• Aim: Find every line with "waves" in it, then report how many there are and nothing more.

Start of Given information

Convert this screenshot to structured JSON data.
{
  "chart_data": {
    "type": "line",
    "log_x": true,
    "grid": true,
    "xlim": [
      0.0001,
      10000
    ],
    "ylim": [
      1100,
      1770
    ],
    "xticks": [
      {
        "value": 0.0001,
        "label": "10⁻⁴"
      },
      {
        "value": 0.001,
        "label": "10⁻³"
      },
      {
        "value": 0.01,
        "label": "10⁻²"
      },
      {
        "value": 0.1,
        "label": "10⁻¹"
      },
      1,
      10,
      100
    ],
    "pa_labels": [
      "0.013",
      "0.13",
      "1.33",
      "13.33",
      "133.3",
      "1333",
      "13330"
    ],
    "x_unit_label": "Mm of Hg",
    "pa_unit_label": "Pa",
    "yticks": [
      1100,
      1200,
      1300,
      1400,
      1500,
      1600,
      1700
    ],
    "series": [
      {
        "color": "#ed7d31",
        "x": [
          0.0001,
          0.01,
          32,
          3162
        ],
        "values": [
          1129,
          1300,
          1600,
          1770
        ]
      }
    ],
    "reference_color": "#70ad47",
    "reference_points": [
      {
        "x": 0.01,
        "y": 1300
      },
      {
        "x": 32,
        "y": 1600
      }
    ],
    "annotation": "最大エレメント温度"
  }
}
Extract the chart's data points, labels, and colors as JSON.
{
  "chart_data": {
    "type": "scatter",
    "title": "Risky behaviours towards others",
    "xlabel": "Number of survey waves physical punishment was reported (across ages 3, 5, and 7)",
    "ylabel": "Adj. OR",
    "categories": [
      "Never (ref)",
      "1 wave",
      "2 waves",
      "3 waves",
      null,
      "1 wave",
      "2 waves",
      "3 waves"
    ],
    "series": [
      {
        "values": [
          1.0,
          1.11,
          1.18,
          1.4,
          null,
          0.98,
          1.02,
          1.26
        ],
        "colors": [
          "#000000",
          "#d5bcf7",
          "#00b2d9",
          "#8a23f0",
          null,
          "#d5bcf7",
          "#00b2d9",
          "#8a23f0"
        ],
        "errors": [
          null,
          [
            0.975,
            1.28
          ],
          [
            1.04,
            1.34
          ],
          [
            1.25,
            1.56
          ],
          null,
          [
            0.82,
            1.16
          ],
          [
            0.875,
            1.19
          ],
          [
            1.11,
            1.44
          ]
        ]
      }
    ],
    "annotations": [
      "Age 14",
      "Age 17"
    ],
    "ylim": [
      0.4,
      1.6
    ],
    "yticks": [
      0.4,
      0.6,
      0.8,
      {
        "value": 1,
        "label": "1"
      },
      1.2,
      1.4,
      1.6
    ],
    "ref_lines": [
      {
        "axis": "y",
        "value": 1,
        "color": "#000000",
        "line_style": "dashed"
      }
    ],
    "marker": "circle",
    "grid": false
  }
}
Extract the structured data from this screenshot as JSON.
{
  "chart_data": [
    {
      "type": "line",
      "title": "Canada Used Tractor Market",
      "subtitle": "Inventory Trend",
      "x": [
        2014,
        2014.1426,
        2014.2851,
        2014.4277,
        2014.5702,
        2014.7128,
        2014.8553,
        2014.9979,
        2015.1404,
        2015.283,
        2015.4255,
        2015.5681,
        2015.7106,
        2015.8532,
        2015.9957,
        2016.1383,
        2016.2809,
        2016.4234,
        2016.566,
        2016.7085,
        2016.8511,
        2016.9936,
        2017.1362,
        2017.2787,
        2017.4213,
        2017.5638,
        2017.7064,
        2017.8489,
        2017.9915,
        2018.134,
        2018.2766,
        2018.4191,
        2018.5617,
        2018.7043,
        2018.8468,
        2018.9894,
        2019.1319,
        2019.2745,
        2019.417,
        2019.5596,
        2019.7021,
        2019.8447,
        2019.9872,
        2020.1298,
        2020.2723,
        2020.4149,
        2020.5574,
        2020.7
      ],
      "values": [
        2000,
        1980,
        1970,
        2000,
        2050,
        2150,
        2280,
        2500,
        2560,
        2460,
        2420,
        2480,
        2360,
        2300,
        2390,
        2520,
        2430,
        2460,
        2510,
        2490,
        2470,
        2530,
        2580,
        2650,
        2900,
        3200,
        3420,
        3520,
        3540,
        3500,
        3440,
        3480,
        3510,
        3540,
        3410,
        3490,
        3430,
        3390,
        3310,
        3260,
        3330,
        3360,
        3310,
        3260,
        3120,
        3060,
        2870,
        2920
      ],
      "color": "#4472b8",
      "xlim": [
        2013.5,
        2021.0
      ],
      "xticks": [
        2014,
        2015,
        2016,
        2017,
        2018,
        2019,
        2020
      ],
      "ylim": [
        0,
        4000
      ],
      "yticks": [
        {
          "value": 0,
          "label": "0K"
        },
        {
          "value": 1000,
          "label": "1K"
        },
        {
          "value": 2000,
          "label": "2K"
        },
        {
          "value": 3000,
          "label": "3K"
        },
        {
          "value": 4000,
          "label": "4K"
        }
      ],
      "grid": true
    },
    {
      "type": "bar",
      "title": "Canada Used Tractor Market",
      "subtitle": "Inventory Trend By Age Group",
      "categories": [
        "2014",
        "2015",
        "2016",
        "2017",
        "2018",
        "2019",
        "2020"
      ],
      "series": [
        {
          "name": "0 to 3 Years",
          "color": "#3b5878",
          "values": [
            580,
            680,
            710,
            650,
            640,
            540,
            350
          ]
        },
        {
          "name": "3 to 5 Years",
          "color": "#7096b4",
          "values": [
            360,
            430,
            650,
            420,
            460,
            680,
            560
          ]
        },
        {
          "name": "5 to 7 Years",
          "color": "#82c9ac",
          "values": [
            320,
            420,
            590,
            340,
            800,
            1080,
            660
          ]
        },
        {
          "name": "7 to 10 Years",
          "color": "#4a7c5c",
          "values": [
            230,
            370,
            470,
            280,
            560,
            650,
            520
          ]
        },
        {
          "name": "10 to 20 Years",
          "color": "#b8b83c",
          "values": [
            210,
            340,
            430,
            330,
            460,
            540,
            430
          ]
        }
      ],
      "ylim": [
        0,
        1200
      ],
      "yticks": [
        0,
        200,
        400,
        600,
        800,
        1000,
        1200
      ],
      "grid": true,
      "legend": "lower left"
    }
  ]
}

End of Given information
Start of Given information

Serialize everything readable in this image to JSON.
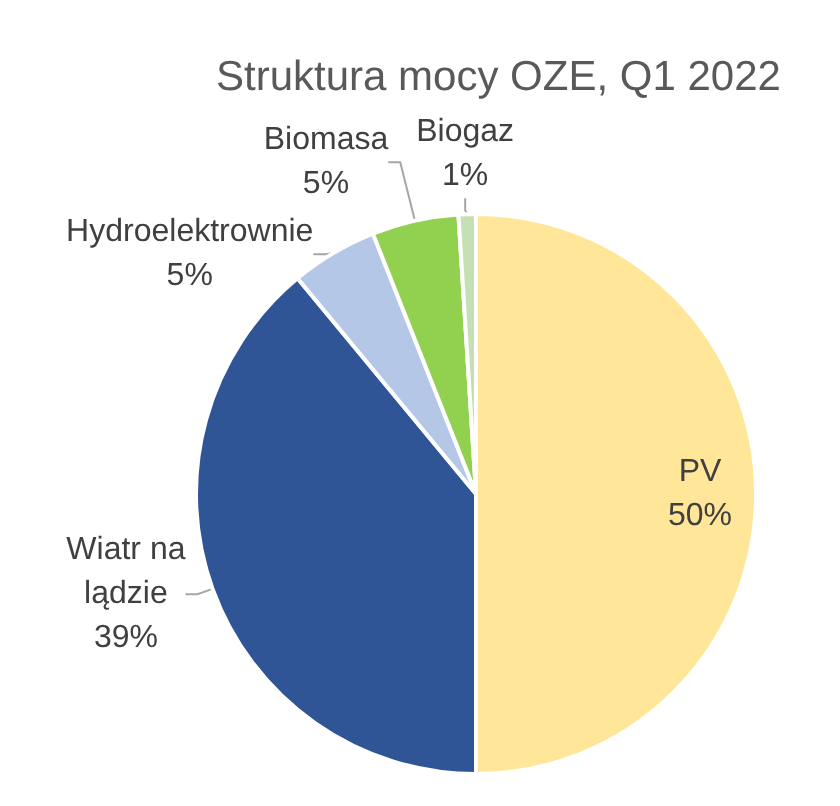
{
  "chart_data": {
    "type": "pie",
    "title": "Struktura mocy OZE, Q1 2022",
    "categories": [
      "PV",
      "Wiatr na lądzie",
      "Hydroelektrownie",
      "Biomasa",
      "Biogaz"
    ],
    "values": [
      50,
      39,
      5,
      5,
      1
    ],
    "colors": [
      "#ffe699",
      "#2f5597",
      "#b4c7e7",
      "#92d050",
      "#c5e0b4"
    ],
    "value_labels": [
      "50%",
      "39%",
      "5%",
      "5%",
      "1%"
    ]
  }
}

End of Given information

• Result of the exercise: 5